#### WHAT THIS TASK INVOLVES
Each line that holds the word "title" counts once; give the total for the records below and nothing else.

#### TASK DATA

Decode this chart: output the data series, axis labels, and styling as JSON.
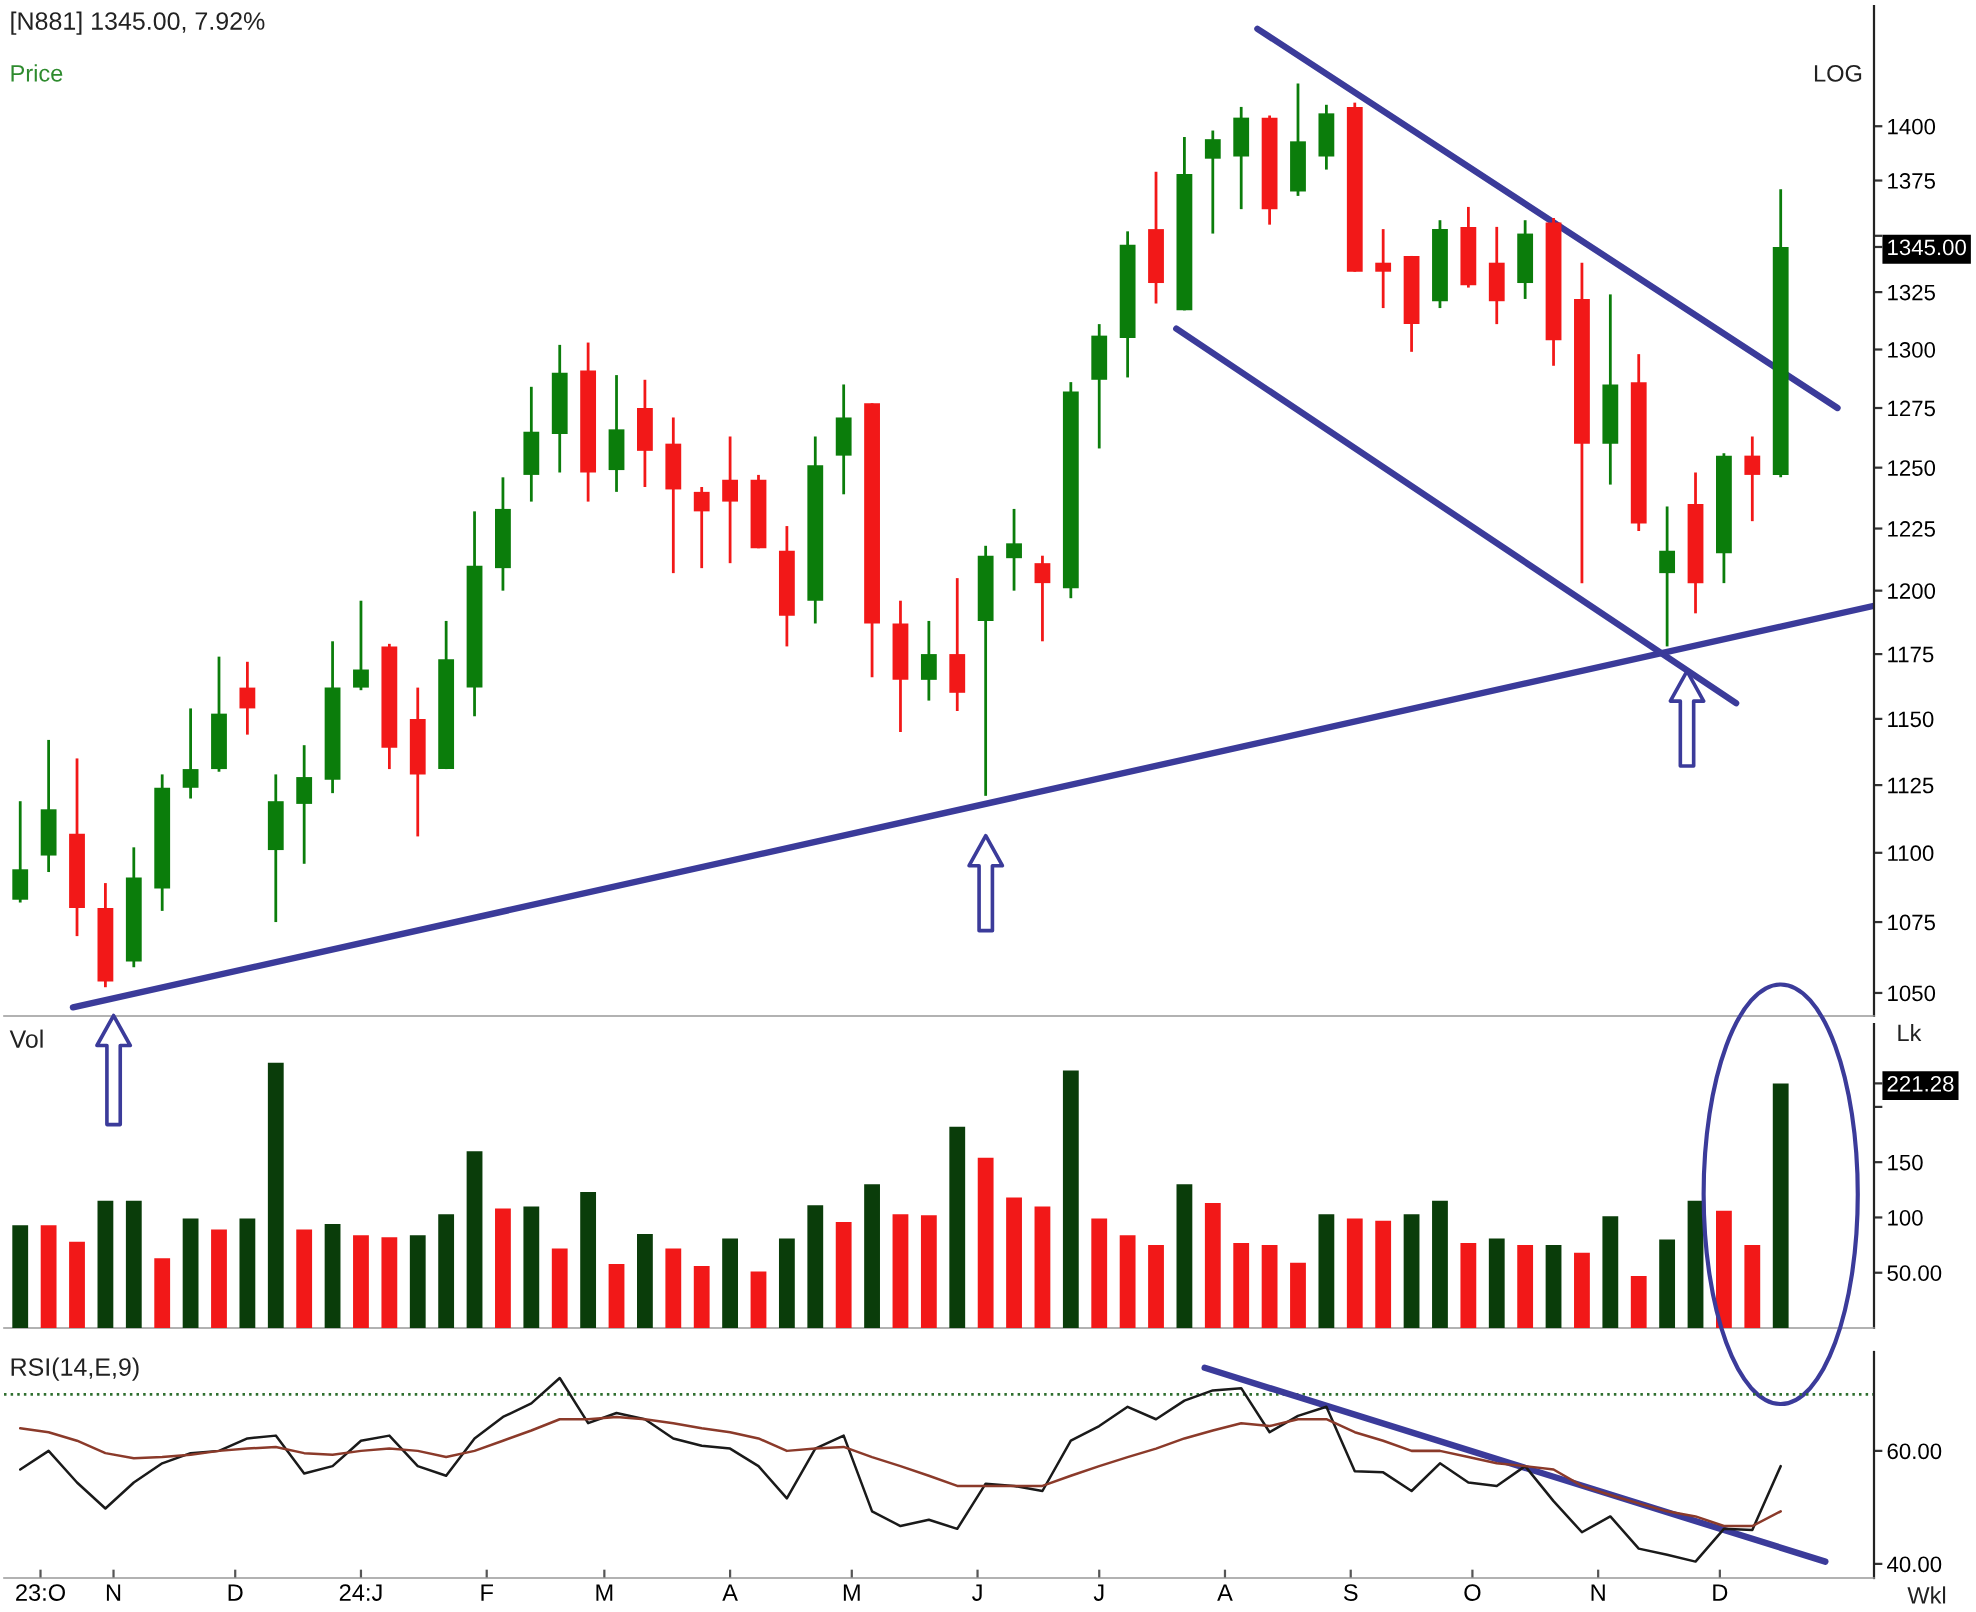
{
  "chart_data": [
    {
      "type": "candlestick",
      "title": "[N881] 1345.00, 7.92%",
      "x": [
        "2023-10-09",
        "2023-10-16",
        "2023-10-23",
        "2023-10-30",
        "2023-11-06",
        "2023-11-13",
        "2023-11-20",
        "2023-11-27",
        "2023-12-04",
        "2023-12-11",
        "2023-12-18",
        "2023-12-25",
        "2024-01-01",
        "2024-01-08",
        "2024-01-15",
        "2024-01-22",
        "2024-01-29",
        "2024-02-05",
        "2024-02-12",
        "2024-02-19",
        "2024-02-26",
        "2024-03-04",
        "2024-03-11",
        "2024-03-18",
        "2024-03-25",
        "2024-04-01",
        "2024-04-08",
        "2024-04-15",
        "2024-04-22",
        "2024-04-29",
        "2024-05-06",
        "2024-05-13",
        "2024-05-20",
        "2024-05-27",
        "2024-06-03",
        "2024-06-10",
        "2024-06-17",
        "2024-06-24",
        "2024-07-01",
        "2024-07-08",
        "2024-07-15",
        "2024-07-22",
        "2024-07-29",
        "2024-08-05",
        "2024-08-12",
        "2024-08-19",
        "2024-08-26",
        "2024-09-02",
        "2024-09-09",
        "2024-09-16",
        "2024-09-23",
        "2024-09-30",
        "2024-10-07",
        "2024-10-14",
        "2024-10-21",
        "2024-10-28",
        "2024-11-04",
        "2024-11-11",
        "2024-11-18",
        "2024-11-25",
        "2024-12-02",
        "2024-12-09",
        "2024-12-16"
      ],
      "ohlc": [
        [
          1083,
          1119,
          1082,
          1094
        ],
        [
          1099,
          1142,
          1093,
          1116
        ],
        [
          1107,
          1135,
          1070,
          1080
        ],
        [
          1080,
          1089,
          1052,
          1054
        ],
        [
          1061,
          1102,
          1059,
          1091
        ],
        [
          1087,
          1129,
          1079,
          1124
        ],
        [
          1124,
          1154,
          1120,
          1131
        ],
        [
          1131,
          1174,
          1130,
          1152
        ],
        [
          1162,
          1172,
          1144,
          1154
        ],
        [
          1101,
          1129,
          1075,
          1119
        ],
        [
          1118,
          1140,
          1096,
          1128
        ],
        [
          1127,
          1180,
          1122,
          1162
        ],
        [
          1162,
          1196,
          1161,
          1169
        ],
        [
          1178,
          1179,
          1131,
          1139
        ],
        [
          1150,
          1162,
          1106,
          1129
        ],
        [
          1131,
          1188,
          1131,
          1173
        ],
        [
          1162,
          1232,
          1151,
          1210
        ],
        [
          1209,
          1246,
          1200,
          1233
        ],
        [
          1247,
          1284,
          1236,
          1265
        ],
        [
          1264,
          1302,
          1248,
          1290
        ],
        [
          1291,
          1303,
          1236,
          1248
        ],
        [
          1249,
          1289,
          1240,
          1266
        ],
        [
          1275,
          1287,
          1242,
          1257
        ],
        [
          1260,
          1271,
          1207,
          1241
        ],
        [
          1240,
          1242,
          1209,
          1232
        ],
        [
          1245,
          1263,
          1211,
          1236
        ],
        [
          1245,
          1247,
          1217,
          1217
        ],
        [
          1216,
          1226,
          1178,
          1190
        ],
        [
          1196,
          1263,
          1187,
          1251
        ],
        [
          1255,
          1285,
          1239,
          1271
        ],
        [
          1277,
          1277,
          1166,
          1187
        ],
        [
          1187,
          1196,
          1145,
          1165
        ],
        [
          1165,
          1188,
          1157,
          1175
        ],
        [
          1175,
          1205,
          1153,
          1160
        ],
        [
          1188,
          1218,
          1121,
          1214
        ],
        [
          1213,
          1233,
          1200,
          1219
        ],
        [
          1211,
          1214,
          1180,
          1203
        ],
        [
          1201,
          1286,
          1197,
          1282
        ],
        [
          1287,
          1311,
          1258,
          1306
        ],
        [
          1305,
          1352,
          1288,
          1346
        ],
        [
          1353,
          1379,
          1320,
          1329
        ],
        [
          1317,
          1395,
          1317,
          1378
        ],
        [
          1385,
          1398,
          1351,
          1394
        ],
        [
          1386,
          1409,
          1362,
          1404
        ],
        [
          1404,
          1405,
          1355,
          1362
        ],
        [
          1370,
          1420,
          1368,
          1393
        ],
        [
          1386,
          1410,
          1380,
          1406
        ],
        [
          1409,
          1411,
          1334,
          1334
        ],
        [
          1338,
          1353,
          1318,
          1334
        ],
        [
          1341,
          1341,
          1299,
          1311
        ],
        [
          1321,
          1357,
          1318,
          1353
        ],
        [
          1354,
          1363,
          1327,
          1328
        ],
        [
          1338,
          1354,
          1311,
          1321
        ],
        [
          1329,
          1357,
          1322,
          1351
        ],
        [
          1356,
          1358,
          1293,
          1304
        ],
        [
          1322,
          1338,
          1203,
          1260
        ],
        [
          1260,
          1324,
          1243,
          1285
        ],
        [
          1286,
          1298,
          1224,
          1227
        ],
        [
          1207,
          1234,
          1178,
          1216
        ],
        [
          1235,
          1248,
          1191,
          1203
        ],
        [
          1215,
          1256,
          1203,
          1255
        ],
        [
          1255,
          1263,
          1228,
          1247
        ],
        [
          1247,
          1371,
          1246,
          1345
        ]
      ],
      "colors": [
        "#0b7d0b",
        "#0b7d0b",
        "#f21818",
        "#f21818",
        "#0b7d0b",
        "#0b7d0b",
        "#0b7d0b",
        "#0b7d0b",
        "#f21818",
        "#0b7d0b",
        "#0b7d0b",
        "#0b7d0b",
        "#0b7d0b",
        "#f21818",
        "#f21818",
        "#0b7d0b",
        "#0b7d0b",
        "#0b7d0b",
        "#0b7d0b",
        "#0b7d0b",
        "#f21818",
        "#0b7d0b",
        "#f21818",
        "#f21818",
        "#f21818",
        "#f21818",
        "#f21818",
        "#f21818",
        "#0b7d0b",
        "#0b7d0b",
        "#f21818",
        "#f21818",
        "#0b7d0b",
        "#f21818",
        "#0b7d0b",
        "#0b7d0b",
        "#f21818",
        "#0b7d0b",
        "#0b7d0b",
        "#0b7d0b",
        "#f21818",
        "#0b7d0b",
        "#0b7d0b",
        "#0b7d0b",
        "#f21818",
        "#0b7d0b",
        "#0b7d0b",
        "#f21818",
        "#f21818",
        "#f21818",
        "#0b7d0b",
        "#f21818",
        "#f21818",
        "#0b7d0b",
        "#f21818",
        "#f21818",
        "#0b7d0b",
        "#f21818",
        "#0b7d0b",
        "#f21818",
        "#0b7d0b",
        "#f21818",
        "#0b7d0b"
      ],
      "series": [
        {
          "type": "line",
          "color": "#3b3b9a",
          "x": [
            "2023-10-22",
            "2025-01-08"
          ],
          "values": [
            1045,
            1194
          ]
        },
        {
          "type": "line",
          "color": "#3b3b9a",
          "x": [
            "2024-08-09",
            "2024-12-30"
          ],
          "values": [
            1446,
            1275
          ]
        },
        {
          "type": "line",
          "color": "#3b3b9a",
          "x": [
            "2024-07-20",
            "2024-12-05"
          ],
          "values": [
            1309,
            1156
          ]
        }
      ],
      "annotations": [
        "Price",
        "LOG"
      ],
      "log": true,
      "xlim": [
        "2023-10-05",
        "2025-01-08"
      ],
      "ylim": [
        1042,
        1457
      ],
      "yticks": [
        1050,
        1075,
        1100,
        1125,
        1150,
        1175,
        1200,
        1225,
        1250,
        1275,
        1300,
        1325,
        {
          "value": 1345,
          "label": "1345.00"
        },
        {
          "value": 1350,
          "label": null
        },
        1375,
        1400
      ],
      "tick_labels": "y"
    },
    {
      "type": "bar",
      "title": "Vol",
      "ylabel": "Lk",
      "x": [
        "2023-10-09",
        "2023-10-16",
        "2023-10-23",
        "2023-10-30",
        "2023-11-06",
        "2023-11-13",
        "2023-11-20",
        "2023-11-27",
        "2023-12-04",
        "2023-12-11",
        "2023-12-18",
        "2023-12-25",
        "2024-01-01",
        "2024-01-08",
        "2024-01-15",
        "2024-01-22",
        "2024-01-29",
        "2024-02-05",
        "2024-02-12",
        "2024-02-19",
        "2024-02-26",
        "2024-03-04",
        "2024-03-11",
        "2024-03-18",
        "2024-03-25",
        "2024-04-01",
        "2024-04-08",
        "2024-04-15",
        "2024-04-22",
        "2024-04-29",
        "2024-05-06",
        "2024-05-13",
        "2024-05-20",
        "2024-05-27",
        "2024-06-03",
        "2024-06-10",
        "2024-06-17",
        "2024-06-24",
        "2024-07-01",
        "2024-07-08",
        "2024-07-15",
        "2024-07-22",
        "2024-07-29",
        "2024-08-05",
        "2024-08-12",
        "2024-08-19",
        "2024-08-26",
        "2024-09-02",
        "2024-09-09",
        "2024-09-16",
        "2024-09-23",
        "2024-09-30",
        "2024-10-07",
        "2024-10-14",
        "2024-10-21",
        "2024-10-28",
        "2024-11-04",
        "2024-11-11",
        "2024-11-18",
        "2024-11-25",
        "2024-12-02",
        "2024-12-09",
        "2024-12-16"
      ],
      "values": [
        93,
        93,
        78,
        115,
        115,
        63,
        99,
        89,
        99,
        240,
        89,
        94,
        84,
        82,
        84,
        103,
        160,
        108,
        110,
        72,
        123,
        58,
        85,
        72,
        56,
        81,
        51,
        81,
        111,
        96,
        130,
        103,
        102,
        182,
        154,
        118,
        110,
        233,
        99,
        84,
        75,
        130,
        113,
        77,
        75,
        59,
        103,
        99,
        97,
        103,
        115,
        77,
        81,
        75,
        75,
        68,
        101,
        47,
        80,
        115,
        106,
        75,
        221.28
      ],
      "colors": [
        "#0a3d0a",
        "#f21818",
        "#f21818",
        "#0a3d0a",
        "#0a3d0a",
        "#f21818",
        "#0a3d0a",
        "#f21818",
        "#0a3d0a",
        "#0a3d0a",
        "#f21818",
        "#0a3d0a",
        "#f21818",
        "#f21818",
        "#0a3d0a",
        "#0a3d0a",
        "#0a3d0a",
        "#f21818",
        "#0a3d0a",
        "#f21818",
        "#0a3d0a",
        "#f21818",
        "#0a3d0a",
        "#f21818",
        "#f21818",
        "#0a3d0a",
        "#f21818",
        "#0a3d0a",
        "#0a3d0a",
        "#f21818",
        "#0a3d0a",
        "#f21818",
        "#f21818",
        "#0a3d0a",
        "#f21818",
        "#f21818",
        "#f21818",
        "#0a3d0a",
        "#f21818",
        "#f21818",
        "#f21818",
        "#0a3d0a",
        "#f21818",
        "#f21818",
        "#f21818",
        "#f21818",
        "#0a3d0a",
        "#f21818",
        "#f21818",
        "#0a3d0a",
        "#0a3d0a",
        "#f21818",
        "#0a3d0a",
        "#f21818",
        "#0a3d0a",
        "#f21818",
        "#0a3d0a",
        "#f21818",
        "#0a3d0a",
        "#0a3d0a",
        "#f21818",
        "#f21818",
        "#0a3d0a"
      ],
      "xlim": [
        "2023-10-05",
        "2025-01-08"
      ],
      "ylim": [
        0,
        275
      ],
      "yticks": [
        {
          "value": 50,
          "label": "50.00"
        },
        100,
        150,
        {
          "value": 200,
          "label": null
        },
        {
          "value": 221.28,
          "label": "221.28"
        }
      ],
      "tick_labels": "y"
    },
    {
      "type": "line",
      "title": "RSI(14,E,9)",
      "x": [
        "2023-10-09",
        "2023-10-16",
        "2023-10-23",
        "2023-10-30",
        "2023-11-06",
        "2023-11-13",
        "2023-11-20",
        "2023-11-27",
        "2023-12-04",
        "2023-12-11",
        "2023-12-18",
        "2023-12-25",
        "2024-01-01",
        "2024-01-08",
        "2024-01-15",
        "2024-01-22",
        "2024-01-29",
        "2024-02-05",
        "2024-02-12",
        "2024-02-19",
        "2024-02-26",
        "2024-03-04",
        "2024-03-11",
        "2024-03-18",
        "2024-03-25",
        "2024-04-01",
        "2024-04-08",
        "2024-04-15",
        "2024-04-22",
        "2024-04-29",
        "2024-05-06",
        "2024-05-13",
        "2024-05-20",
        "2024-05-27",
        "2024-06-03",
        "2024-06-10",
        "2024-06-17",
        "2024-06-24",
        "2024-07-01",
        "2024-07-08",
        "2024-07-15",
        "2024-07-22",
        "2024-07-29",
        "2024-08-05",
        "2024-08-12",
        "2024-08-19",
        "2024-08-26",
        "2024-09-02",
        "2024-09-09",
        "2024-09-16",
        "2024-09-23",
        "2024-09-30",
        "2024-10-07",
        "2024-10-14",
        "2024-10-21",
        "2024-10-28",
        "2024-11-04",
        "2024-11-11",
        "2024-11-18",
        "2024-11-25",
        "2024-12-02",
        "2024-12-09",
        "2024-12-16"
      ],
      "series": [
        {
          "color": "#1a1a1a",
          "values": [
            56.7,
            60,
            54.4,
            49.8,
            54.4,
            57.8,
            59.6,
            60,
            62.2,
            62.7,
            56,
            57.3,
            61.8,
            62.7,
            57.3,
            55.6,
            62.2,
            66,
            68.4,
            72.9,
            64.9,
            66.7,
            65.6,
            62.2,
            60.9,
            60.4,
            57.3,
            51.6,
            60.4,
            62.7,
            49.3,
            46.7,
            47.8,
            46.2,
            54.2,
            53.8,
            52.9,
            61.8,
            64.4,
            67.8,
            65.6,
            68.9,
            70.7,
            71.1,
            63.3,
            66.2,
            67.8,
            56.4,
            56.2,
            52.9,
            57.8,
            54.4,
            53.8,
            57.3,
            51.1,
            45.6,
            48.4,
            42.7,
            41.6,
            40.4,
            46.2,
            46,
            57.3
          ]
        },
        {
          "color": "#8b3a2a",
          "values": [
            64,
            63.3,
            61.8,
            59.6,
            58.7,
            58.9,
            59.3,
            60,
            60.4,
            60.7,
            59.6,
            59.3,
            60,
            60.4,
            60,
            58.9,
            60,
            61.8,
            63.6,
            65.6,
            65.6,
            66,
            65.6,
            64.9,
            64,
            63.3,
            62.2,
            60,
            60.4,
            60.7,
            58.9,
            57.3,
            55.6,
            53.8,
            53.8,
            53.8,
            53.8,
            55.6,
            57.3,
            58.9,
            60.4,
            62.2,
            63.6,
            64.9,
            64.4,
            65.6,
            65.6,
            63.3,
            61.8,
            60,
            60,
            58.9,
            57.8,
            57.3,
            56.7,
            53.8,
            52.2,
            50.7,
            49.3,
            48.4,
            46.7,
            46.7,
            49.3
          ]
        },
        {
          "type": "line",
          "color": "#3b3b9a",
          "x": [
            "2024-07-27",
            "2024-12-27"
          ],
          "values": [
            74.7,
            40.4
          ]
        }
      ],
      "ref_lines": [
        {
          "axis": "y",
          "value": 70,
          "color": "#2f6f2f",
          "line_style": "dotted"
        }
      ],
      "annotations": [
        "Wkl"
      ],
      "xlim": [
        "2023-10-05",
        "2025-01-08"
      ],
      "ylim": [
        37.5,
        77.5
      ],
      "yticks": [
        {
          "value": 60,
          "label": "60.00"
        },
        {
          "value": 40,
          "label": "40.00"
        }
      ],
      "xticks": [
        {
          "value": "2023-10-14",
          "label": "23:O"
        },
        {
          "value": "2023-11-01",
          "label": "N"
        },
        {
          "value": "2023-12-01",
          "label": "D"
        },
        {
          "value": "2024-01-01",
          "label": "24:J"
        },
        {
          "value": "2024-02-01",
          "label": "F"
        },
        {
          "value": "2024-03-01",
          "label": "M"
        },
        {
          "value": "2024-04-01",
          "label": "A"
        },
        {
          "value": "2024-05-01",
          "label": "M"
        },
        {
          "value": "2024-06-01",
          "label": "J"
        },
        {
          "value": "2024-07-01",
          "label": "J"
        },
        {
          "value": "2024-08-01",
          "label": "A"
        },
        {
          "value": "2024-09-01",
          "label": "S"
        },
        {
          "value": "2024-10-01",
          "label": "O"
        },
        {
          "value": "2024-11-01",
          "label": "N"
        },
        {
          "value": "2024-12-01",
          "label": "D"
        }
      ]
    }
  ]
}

#### RESPONSE TO THIS EXERCISE
3